*TASK DETAILS:* Write out every line of the entries below precisely as it appears, with no changes.

(Dataset entries)
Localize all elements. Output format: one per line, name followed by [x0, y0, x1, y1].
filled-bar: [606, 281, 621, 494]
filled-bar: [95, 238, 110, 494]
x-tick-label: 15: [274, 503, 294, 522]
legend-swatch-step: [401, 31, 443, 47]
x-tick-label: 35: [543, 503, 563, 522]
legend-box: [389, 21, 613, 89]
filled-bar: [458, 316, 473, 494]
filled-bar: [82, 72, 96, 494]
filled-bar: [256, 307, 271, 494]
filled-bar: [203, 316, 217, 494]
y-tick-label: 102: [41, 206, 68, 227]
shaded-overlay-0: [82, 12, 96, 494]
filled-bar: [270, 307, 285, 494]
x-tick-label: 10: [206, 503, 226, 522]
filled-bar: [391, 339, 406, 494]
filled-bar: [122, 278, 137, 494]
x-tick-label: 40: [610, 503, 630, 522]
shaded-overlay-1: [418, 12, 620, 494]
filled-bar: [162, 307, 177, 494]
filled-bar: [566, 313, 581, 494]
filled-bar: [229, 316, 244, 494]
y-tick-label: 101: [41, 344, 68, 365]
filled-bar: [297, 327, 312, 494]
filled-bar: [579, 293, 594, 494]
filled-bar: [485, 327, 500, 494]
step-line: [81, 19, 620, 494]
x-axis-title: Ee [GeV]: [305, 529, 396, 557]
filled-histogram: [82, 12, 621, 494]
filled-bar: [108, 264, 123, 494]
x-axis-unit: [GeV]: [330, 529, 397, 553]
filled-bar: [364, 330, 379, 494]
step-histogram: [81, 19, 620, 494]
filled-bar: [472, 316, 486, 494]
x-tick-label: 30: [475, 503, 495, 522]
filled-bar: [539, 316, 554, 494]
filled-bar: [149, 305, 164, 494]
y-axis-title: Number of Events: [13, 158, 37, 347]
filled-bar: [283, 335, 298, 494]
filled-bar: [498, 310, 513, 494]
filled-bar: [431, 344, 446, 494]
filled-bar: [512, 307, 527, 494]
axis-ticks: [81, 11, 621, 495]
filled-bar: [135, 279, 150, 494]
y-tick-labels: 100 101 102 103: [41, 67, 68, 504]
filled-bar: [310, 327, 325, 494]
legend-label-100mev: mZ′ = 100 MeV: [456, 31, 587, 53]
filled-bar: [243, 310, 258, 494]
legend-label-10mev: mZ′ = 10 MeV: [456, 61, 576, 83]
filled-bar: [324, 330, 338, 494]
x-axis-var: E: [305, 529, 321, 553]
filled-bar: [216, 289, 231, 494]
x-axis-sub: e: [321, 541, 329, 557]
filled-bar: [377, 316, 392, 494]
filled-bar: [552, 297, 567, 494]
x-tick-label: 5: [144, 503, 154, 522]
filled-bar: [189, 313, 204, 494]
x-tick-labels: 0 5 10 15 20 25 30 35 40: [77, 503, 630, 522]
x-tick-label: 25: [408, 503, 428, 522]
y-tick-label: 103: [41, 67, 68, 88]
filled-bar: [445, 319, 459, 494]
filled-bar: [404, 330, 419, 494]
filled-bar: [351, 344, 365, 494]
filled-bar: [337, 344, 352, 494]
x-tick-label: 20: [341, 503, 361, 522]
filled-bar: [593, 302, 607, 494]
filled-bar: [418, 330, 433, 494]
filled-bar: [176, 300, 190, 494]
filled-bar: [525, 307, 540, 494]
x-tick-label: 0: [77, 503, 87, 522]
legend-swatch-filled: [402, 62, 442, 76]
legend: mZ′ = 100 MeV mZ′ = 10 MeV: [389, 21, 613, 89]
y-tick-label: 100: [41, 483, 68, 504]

*EXERCISE OUTPUT:*
Localize all elements. Output format: one per line, name followed by [x0, y0, x1, y1].
filled-bar: [606, 281, 621, 494]
filled-bar: [95, 238, 110, 494]
x-tick-label: 15: [274, 503, 294, 522]
legend-swatch-step: [401, 31, 443, 47]
x-tick-label: 35: [543, 503, 563, 522]
legend-box: [389, 21, 613, 89]
filled-bar: [458, 316, 473, 494]
filled-bar: [82, 72, 96, 494]
filled-bar: [256, 307, 271, 494]
filled-bar: [203, 316, 217, 494]
y-tick-label: 102: [41, 206, 68, 227]
shaded-overlay-0: [82, 12, 96, 494]
filled-bar: [270, 307, 285, 494]
x-tick-label: 10: [206, 503, 226, 522]
filled-bar: [391, 339, 406, 494]
filled-bar: [122, 278, 137, 494]
x-tick-label: 40: [610, 503, 630, 522]
shaded-overlay-1: [418, 12, 620, 494]
filled-bar: [162, 307, 177, 494]
filled-bar: [566, 313, 581, 494]
filled-bar: [229, 316, 244, 494]
y-tick-label: 101: [41, 344, 68, 365]
filled-bar: [297, 327, 312, 494]
filled-bar: [579, 293, 594, 494]
filled-bar: [485, 327, 500, 494]
step-line: [81, 19, 620, 494]
x-axis-title: Ee [GeV]: [305, 529, 396, 557]
filled-histogram: [82, 12, 621, 494]
filled-bar: [108, 264, 123, 494]
x-axis-unit: [GeV]: [330, 529, 397, 553]
filled-bar: [364, 330, 379, 494]
step-histogram: [81, 19, 620, 494]
filled-bar: [472, 316, 486, 494]
x-tick-label: 30: [475, 503, 495, 522]
filled-bar: [539, 316, 554, 494]
filled-bar: [149, 305, 164, 494]
y-axis-title: Number of Events: [13, 158, 37, 347]
filled-bar: [283, 335, 298, 494]
filled-bar: [498, 310, 513, 494]
filled-bar: [431, 344, 446, 494]
filled-bar: [512, 307, 527, 494]
axis-ticks: [81, 11, 621, 495]
filled-bar: [135, 279, 150, 494]
y-tick-labels: 100 101 102 103: [41, 67, 68, 504]
filled-bar: [310, 327, 325, 494]
legend-label-100mev: mZ′ = 100 MeV: [456, 31, 587, 53]
filled-bar: [243, 310, 258, 494]
legend-label-10mev: mZ′ = 10 MeV: [456, 61, 576, 83]
filled-bar: [324, 330, 338, 494]
x-axis-var: E: [305, 529, 321, 553]
filled-bar: [216, 289, 231, 494]
x-axis-sub: e: [321, 541, 329, 557]
filled-bar: [377, 316, 392, 494]
filled-bar: [552, 297, 567, 494]
x-tick-label: 5: [144, 503, 154, 522]
filled-bar: [189, 313, 204, 494]
x-tick-labels: 0 5 10 15 20 25 30 35 40: [77, 503, 630, 522]
x-tick-label: 25: [408, 503, 428, 522]
y-tick-label: 103: [41, 67, 68, 88]
filled-bar: [445, 319, 459, 494]
filled-bar: [404, 330, 419, 494]
filled-bar: [351, 344, 365, 494]
filled-bar: [337, 344, 352, 494]
x-tick-label: 20: [341, 503, 361, 522]
filled-bar: [593, 302, 607, 494]
filled-bar: [418, 330, 433, 494]
filled-bar: [176, 300, 190, 494]
filled-bar: [525, 307, 540, 494]
x-tick-label: 0: [77, 503, 87, 522]
legend-swatch-filled: [402, 62, 442, 76]
legend: mZ′ = 100 MeV mZ′ = 10 MeV: [389, 21, 613, 89]
y-tick-label: 100: [41, 483, 68, 504]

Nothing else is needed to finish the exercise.